> **SET EXERCISE**
Copy out, character for character, every line from the first one through the line holding "svg-text:1.67%: 1.67% [505, 350, 531, 360]", both included.

> **RECORDS FOR THE EXERCISE**
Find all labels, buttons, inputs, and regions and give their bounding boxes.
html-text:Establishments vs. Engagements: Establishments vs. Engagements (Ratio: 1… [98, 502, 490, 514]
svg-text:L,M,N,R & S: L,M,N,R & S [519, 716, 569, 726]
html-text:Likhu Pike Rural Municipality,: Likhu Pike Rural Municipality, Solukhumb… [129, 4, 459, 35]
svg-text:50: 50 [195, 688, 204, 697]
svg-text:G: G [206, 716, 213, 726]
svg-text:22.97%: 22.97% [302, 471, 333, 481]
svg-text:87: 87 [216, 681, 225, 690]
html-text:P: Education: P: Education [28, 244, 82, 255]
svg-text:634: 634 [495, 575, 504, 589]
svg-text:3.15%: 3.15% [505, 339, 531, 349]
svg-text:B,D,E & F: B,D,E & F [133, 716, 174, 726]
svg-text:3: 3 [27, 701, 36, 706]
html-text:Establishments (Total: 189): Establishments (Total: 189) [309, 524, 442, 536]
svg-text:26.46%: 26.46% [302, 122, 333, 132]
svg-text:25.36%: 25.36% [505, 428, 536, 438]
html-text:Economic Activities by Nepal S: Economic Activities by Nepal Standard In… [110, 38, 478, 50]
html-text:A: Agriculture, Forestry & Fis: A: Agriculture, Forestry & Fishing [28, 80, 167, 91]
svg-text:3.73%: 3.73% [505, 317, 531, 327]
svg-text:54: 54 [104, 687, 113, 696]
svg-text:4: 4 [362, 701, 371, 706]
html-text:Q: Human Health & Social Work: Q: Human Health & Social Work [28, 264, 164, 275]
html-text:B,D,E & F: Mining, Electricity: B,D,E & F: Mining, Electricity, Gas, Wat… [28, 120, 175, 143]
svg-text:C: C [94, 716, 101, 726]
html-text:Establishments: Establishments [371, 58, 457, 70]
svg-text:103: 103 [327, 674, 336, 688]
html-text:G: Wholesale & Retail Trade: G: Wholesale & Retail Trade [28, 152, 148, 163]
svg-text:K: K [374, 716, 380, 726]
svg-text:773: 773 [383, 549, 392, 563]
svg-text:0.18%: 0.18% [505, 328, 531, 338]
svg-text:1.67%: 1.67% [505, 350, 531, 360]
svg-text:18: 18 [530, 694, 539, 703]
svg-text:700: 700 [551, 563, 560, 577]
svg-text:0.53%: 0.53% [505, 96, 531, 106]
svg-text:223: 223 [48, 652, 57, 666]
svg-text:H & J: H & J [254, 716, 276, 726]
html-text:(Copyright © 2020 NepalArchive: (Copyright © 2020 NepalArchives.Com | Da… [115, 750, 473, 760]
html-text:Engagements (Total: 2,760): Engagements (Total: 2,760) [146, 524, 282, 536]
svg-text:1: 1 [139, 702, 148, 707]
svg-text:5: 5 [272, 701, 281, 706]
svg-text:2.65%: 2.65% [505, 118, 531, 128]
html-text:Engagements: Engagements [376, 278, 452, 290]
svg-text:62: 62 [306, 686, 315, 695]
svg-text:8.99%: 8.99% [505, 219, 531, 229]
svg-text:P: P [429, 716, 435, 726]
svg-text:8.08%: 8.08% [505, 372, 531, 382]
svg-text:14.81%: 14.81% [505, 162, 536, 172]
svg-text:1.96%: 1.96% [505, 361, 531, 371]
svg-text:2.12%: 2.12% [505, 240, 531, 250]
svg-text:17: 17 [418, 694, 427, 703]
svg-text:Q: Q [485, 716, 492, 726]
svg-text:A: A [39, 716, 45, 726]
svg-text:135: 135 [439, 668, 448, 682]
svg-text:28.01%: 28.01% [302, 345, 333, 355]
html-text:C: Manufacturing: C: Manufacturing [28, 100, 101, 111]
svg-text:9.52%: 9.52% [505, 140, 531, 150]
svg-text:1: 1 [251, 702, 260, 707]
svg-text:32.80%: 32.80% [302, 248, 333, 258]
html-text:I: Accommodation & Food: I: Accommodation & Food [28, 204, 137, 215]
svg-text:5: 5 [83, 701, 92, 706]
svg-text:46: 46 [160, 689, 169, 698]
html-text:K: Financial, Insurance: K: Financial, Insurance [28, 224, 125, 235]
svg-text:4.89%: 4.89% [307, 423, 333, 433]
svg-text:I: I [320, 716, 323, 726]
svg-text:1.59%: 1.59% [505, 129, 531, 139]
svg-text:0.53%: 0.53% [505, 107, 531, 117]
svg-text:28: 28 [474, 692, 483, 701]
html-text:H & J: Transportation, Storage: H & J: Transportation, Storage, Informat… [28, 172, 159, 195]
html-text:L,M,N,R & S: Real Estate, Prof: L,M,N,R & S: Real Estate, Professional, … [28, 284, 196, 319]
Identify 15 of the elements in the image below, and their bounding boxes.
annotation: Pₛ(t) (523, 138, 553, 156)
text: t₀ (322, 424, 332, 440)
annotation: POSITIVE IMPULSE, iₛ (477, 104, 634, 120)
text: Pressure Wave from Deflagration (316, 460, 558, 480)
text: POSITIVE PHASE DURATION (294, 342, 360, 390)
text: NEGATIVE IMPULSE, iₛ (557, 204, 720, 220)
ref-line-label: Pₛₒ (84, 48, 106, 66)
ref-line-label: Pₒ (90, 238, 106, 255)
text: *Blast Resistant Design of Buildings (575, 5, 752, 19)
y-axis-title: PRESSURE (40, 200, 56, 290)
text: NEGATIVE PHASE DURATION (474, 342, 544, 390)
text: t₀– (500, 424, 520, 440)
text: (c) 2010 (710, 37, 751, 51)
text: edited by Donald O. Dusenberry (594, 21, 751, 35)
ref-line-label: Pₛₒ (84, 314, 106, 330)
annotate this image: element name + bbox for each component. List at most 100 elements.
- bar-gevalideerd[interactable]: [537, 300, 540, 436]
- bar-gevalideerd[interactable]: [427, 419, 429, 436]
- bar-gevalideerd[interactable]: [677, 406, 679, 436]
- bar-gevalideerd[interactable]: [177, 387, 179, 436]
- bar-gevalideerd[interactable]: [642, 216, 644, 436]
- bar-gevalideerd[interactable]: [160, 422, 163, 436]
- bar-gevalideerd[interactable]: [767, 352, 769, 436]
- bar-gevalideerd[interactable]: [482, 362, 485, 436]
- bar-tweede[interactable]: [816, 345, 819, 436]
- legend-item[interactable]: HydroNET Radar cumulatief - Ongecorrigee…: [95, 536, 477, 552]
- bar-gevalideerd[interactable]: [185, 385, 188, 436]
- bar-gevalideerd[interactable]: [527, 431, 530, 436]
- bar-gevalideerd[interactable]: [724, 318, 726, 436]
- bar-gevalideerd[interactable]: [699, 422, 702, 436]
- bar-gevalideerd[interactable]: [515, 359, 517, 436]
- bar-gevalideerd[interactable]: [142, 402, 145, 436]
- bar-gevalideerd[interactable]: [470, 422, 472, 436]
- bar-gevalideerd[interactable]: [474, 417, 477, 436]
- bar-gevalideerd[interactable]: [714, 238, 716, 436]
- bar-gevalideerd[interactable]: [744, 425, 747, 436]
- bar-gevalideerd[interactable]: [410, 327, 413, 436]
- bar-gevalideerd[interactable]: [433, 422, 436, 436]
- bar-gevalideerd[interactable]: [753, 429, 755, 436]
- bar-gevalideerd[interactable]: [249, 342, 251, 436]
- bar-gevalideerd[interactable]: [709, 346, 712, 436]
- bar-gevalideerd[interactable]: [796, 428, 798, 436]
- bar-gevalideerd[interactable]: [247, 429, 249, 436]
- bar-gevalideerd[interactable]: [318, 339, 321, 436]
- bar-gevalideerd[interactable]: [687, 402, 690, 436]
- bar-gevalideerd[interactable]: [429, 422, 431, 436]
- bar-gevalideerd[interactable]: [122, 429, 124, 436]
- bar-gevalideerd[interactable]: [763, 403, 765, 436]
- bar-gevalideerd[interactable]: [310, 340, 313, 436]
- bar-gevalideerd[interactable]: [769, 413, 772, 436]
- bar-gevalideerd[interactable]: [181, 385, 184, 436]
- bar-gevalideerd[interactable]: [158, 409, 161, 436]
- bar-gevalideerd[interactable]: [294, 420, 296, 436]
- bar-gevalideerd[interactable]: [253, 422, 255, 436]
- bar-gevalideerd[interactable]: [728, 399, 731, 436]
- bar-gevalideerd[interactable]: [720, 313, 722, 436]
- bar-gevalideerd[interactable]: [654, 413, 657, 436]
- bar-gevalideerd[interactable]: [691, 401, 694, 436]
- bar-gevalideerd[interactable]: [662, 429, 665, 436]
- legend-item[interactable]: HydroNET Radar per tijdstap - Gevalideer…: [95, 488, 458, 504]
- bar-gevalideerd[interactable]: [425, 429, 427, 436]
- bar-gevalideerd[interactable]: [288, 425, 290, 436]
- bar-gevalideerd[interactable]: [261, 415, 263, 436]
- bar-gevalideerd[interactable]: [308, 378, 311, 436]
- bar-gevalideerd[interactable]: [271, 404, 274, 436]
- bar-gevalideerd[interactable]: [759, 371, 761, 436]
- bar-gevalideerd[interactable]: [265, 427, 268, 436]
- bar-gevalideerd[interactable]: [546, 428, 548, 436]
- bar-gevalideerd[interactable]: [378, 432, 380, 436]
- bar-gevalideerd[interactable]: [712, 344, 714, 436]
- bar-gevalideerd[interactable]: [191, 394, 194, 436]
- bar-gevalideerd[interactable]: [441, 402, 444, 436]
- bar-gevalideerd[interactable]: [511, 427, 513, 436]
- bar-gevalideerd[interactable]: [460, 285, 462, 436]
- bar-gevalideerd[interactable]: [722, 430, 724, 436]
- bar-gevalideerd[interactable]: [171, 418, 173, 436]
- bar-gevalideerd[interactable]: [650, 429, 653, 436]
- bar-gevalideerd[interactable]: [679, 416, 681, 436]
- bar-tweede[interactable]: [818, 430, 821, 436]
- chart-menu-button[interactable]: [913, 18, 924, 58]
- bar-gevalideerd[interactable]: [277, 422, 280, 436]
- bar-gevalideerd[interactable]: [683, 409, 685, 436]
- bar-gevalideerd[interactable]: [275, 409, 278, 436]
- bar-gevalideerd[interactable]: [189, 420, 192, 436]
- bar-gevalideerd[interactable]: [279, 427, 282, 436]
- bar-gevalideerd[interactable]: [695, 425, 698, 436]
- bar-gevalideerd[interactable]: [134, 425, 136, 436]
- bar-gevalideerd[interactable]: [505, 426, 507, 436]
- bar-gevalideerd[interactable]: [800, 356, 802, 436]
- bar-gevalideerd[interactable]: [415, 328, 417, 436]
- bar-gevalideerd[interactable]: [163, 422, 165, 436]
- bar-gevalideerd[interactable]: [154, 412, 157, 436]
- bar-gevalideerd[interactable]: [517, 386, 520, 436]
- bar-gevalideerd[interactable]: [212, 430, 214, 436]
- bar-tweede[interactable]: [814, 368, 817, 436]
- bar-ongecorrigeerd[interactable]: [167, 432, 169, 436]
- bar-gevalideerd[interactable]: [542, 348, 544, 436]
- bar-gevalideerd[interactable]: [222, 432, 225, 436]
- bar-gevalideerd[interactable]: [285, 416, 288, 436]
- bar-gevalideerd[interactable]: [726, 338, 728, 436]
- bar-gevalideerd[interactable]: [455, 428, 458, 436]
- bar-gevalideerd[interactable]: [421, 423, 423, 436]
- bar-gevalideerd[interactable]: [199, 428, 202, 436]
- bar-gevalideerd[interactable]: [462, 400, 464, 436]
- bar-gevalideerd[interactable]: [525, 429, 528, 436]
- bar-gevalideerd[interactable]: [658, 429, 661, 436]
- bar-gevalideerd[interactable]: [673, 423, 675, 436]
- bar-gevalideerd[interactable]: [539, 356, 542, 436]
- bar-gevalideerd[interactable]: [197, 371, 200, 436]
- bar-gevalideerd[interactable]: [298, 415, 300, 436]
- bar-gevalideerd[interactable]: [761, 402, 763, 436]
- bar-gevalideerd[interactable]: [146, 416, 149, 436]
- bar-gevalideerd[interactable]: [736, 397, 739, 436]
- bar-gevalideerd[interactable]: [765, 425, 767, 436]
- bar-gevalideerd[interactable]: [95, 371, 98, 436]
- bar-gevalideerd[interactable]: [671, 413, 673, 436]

> **THE RESPONSE**
Find all labels, buttons, inputs, and regions and give their bounding boxes.
html-text:Establishments vs. Engagements: Establishments vs. Engagements (Ratio: 1… [98, 502, 490, 514]
svg-text:L,M,N,R & S: L,M,N,R & S [519, 716, 569, 726]
html-text:Likhu Pike Rural Municipality,: Likhu Pike Rural Municipality, Solukhumb… [129, 4, 459, 35]
svg-text:50: 50 [195, 688, 204, 697]
svg-text:G: G [206, 716, 213, 726]
svg-text:22.97%: 22.97% [302, 471, 333, 481]
svg-text:87: 87 [216, 681, 225, 690]
html-text:P: Education: P: Education [28, 244, 82, 255]
svg-text:634: 634 [495, 575, 504, 589]
svg-text:3.15%: 3.15% [505, 339, 531, 349]
svg-text:B,D,E & F: B,D,E & F [133, 716, 174, 726]
svg-text:3: 3 [27, 701, 36, 706]
html-text:Establishments (Total: 189): Establishments (Total: 189) [309, 524, 442, 536]
svg-text:26.46%: 26.46% [302, 122, 333, 132]
svg-text:25.36%: 25.36% [505, 428, 536, 438]
html-text:Economic Activities by Nepal S: Economic Activities by Nepal Standard In… [110, 38, 478, 50]
html-text:A: Agriculture, Forestry & Fis: A: Agriculture, Forestry & Fishing [28, 80, 167, 91]
svg-text:3.73%: 3.73% [505, 317, 531, 327]
svg-text:54: 54 [104, 687, 113, 696]
svg-text:4: 4 [362, 701, 371, 706]
html-text:Q: Human Health & Social Work: Q: Human Health & Social Work [28, 264, 164, 275]
html-text:B,D,E & F: Mining, Electricity: B,D,E & F: Mining, Electricity, Gas, Wat… [28, 120, 175, 143]
svg-text:C: C [94, 716, 101, 726]
html-text:Establishments: Establishments [371, 58, 457, 70]
svg-text:103: 103 [327, 674, 336, 688]
html-text:G: Wholesale & Retail Trade: G: Wholesale & Retail Trade [28, 152, 148, 163]
svg-text:K: K [374, 716, 380, 726]
svg-text:773: 773 [383, 549, 392, 563]
svg-text:0.18%: 0.18% [505, 328, 531, 338]
svg-text:1.67%: 1.67% [505, 350, 531, 360]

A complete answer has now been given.